WHAT YOU SHOULD DO: Please return the full listing below without altering anything.

========

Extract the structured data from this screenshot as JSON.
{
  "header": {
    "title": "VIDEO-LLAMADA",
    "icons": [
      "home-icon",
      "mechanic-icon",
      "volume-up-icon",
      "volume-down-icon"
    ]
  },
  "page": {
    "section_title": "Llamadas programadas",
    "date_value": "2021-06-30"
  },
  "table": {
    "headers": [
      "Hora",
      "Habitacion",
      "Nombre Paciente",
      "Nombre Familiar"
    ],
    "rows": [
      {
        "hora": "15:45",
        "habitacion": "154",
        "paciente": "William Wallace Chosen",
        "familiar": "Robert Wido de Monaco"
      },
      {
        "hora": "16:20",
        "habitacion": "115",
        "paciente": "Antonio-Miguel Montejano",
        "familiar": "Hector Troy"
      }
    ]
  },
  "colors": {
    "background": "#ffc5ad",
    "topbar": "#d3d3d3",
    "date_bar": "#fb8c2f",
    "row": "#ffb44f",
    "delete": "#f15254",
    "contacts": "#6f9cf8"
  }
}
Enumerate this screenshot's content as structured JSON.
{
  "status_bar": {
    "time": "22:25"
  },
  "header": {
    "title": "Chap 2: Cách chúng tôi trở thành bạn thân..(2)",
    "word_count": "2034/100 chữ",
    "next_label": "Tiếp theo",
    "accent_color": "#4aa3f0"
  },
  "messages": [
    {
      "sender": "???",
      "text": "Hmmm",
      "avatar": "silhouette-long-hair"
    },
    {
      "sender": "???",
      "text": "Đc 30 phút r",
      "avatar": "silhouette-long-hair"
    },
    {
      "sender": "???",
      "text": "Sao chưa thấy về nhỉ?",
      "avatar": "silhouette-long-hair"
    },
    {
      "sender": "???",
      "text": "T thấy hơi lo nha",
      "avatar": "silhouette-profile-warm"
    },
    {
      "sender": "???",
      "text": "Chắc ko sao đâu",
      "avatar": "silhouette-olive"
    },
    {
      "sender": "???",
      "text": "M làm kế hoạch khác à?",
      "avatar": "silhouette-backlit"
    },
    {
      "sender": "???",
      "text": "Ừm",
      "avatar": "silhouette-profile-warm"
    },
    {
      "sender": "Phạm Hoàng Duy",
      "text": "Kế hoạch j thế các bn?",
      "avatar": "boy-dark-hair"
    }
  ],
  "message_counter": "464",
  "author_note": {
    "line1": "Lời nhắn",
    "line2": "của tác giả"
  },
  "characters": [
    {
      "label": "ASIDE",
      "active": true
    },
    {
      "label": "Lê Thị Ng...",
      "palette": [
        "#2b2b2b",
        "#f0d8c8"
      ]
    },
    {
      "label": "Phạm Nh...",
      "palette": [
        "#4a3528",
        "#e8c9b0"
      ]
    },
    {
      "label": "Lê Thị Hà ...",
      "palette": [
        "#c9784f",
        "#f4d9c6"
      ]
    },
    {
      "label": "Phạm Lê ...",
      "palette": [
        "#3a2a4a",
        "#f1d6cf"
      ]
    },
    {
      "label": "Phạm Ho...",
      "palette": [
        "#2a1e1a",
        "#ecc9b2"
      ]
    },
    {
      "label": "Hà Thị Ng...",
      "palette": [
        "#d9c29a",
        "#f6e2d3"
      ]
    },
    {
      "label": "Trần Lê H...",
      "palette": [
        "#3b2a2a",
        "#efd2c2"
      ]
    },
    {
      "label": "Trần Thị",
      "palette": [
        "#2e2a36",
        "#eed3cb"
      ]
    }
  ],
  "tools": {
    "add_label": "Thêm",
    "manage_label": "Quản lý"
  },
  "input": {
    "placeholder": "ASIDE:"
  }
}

========

RESULT FOR THIS EXERCISE:
Extract the structured data from this screenshot as JSON.
{
  "header": {
    "title": "VIDEO-LLAMADA",
    "icons": [
      "home-icon",
      "mechanic-icon",
      "volume-up-icon",
      "volume-down-icon"
    ]
  },
  "page": {
    "section_title": "Llamadas programadas",
    "date_value": "2021-06-30"
  },
  "table": {
    "headers": [
      "Hora",
      "Habitacion",
      "Nombre Paciente",
      "Nombre Familiar"
    ],
    "rows": [
      {
        "hora": "15:45",
        "habitacion": "154",
        "paciente": "William Wallace Chosen",
        "familiar": "Robert Wido de Monaco"
      },
      {
        "hora": "16:20",
        "habitacion": "115",
        "paciente": "Antonio-Miguel Montejano",
        "familiar": "Hector Troy"
      }
    ]
  },
  "colors": {
    "background": "#ffc5ad",
    "topbar": "#d3d3d3",
    "date_bar": "#fb8c2f",
    "row": "#ffb44f",
    "delete": "#f15254",
    "contacts": "#6f9cf8"
  }
}
Enumerate this screenshot's content as structured JSON.
{
  "status_bar": {
    "time": "22:25"
  },
  "header": {
    "title": "Chap 2: Cách chúng tôi trở thành bạn thân..(2)",
    "word_count": "2034/100 chữ",
    "next_label": "Tiếp theo",
    "accent_color": "#4aa3f0"
  },
  "messages": [
    {
      "sender": "???",
      "text": "Hmmm",
      "avatar": "silhouette-long-hair"
    },
    {
      "sender": "???",
      "text": "Đc 30 phút r",
      "avatar": "silhouette-long-hair"
    },
    {
      "sender": "???",
      "text": "Sao chưa thấy về nhỉ?",
      "avatar": "silhouette-long-hair"
    },
    {
      "sender": "???",
      "text": "T thấy hơi lo nha",
      "avatar": "silhouette-profile-warm"
    },
    {
      "sender": "???",
      "text": "Chắc ko sao đâu",
      "avatar": "silhouette-olive"
    },
    {
      "sender": "???",
      "text": "M làm kế hoạch khác à?",
      "avatar": "silhouette-backlit"
    },
    {
      "sender": "???",
      "text": "Ừm",
      "avatar": "silhouette-profile-warm"
    },
    {
      "sender": "Phạm Hoàng Duy",
      "text": "Kế hoạch j thế các bn?",
      "avatar": "boy-dark-hair"
    }
  ],
  "message_counter": "464",
  "author_note": {
    "line1": "Lời nhắn",
    "line2": "của tác giả"
  },
  "characters": [
    {
      "label": "ASIDE",
      "active": true
    },
    {
      "label": "Lê Thị Ng...",
      "palette": [
        "#2b2b2b",
        "#f0d8c8"
      ]
    },
    {
      "label": "Phạm Nh...",
      "palette": [
        "#4a3528",
        "#e8c9b0"
      ]
    },
    {
      "label": "Lê Thị Hà ...",
      "palette": [
        "#c9784f",
        "#f4d9c6"
      ]
    },
    {
      "label": "Phạm Lê ...",
      "palette": [
        "#3a2a4a",
        "#f1d6cf"
      ]
    },
    {
      "label": "Phạm Ho...",
      "palette": [
        "#2a1e1a",
        "#ecc9b2"
      ]
    },
    {
      "label": "Hà Thị Ng...",
      "palette": [
        "#d9c29a",
        "#f6e2d3"
      ]
    },
    {
      "label": "Trần Lê H...",
      "palette": [
        "#3b2a2a",
        "#efd2c2"
      ]
    },
    {
      "label": "Trần Thị",
      "palette": [
        "#2e2a36",
        "#eed3cb"
      ]
    }
  ],
  "tools": {
    "add_label": "Thêm",
    "manage_label": "Quản lý"
  },
  "input": {
    "placeholder": "ASIDE:"
  }
}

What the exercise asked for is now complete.